YOUR TASK:
List every calendar month mentioned by name in the blog post on the VORTEX-SE tornado project below, including its date line.

Wednesday, February 25, 2015

VORTEX - SE: A political scientific boondoggle

It's come to my attention that a project to study tornadoes in the Southeastern US has been created, via political 'pork barrel' machinations.  This project is predicated on the following basis:

"The southeastern United States commonly experiences devastating tornadoes under conditions that differ considerable from those on the Great Plains region where tornado research has historically been focused.  NOAA/NSSL has a newly funded mandate to collaborate with the National Science Foundation in better understanding how environmental factors that are characteristic of the southeastern U.S. affect the formation, intensity, and storm path of tornadoes for this region."

Several institutions within the southeastern US have been pushing this sort of idea for years.  With the help of their Congressional delegations, they evidently have succeeded in forcing this absurd project on the rest of us.  They assert that tornadoes in the southeast are different, and that their regional storm problems therefore have been overlooked.  There's little doubt that tornado fatality counts in the southeastern US are higher than elsewhere, but it's never been demonstrated that this is the result of a difference in the meteorology of tornadic storms in the southeast.  There are many non-meteorological reasons for high death rates in the southeastern US - this blog isn't the venue for a complete discussion of those non-meteorological explanations. 

Nor has it ever been shown that tornadoes in the southeastern US are the result of some (as yet, unspecified) difference in the physics of severe storms and tornadoes.  To the contrary, there is every reason to believe that the meteorology of severe storms and tornadoes is the same the world over.  Absent a compelling demonstration of an important difference in the meteorology, this program is based on an unvalidated hypothesis. 

Yes, the climatology of tornadoes in the southeast differs from that of the Great Plains.  For instance, there's a well-defined tornado "season" in the plains:  tornadoes occur with high frequency in the months of April, May, and June on the plains, and relatively low frequency at other times of the year.  In the southeast, tornado frequencies generally are much lower than the peak months of the plains tornado season, but those relatively low frequencies only decrease substantially during the summer months in the southeast.  Thus, although tornadoes are less frequent in the southeast, they can occur at almost any time of the year, including in the winter.  The reasons for this are clear to most severe storms meteorologists:  they have to do with the ingredients for severe storms and tornadoes, which come together often in the early to late spring on the Plains, and rather less frequently in the southeast but without a clearly defined "tornado season".  This is a clear indication that severe storms and tornadoes in the southeast are more or less identical to comparable storms on the Plains.  The only difference in the regions is the climatology of the ingredients, but the ingredients are everywhere the same!  It seems quite unlikely that any particularly useful meteorological insight is to be gained by this project.

(Layout coordinate data)
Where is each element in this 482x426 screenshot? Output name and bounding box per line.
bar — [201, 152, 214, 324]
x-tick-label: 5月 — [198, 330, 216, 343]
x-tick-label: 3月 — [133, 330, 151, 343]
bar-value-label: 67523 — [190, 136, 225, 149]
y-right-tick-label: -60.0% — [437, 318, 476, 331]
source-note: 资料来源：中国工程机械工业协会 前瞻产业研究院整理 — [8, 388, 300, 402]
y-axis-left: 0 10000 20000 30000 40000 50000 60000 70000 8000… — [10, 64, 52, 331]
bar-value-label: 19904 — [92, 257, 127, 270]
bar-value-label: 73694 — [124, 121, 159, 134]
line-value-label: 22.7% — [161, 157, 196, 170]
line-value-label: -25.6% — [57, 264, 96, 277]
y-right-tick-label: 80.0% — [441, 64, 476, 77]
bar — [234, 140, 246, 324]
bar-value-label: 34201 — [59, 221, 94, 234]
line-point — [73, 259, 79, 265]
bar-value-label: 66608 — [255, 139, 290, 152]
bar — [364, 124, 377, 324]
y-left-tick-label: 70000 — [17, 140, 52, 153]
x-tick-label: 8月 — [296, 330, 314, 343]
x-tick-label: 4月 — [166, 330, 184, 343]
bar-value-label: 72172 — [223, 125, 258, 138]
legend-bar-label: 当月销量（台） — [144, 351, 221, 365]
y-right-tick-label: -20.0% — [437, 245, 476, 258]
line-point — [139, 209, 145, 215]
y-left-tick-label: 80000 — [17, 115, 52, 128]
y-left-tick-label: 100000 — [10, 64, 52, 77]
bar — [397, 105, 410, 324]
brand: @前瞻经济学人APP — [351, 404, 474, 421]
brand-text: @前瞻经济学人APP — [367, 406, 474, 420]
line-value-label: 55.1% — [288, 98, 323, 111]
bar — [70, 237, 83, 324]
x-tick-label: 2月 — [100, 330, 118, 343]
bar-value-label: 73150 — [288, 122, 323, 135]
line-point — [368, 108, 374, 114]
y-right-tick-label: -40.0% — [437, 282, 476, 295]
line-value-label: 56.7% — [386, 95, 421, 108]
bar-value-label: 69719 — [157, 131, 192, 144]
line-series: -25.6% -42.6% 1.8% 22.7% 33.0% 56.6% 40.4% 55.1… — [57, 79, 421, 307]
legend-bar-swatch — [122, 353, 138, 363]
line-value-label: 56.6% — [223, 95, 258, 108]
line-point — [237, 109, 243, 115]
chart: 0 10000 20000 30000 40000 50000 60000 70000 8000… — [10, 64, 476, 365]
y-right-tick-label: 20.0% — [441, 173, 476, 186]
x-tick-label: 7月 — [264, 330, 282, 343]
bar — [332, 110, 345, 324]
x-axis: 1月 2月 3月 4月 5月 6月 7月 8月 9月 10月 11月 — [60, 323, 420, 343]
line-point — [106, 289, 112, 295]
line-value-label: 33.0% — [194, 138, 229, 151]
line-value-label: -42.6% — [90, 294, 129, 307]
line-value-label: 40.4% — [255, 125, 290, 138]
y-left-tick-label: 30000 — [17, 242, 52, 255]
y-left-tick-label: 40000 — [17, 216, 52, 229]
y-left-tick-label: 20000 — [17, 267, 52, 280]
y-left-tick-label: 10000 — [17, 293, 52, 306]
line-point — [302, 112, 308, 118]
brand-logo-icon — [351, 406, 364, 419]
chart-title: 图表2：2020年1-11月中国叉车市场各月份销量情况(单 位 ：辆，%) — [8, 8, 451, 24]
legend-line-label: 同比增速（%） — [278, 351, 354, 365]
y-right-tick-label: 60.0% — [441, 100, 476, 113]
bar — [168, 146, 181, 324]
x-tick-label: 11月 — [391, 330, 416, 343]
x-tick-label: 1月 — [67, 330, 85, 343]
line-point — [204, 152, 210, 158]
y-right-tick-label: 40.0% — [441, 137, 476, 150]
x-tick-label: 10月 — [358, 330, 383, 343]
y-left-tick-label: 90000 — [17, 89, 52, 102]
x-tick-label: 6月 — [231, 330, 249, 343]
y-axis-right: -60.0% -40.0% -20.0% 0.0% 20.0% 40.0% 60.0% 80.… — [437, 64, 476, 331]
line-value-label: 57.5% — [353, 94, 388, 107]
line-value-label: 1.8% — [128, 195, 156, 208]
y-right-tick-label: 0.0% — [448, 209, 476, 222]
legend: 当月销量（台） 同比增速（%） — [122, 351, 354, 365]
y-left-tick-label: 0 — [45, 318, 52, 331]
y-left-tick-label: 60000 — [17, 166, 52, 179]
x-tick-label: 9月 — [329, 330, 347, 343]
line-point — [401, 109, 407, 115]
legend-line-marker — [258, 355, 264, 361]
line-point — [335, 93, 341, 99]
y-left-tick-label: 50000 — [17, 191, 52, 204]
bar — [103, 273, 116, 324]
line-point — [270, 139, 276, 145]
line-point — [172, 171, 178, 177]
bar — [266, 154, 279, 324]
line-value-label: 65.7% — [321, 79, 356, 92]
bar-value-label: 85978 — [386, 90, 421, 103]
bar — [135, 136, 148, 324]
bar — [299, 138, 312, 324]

FINISHED TASK:
February, April, May, June